» **Written task**: Copy all lines in which the word "have" can be found.

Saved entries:
= = = = =
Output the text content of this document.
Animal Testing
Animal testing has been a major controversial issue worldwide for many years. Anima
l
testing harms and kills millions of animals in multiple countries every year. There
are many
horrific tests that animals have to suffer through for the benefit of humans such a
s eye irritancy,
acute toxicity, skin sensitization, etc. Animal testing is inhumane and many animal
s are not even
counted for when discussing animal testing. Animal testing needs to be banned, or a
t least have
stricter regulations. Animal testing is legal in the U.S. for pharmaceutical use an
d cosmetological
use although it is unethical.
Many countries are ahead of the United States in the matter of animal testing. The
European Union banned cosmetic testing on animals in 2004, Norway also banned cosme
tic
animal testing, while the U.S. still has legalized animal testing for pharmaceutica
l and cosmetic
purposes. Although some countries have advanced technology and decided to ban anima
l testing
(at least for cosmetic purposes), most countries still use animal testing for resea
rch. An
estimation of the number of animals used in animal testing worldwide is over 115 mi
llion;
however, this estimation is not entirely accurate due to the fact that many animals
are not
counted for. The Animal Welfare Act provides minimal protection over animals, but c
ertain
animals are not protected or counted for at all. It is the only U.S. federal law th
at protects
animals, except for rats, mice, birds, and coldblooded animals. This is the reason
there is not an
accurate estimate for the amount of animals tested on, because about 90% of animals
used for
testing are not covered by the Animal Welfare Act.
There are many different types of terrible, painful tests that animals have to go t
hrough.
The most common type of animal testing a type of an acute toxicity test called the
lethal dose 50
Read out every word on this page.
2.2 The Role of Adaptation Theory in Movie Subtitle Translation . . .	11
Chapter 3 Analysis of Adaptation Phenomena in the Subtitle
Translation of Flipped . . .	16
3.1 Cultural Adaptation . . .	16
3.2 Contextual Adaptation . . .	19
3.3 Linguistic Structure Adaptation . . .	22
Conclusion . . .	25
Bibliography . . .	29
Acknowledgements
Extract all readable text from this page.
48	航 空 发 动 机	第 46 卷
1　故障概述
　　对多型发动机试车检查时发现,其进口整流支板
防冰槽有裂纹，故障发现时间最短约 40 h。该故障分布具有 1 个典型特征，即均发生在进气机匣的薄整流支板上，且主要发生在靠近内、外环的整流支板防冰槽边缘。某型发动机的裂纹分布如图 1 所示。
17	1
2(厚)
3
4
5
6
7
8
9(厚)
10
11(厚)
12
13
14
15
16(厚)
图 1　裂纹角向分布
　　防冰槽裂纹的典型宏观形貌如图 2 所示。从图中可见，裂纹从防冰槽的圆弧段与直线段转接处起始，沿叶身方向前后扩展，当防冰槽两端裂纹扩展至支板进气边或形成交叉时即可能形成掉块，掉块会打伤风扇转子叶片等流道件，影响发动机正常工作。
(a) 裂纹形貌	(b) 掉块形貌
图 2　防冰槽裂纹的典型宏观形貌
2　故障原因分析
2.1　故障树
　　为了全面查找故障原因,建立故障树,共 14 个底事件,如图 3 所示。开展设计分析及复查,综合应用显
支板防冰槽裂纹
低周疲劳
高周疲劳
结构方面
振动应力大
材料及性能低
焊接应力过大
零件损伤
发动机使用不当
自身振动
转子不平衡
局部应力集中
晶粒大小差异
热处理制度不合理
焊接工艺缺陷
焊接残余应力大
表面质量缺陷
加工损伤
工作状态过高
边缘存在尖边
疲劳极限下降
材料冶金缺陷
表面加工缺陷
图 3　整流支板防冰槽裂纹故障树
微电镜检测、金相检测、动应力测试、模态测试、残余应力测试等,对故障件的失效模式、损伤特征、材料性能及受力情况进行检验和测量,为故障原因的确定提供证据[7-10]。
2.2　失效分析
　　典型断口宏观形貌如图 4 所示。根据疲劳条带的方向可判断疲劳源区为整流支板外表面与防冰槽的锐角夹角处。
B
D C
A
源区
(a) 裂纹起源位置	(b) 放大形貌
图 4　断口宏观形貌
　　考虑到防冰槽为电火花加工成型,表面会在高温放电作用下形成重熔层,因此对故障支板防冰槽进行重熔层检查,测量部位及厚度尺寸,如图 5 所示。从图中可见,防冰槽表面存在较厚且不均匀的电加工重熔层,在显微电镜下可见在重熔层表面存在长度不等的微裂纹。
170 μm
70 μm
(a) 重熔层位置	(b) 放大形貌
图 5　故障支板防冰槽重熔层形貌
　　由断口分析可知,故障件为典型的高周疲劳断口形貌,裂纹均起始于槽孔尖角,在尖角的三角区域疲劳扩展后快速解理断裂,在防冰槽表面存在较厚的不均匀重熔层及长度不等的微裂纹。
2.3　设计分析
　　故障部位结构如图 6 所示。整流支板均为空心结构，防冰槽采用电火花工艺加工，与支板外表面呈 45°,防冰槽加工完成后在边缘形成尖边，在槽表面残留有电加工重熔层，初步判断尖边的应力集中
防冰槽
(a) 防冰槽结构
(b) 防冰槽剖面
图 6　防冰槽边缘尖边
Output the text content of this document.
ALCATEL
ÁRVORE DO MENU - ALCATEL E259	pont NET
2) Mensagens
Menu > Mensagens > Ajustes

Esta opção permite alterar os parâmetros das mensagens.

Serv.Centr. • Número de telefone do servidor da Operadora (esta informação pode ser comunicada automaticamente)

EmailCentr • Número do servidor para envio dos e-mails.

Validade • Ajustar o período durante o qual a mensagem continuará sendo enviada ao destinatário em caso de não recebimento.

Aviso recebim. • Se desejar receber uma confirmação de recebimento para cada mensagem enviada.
= = = = =
» **Solution**:
horrific tests that animals have to suffer through for the benefit of humans such a
t least have
purposes. Although some countries have advanced technology and decided to ban anima
There are many different types of terrible, painful tests that animals have to go t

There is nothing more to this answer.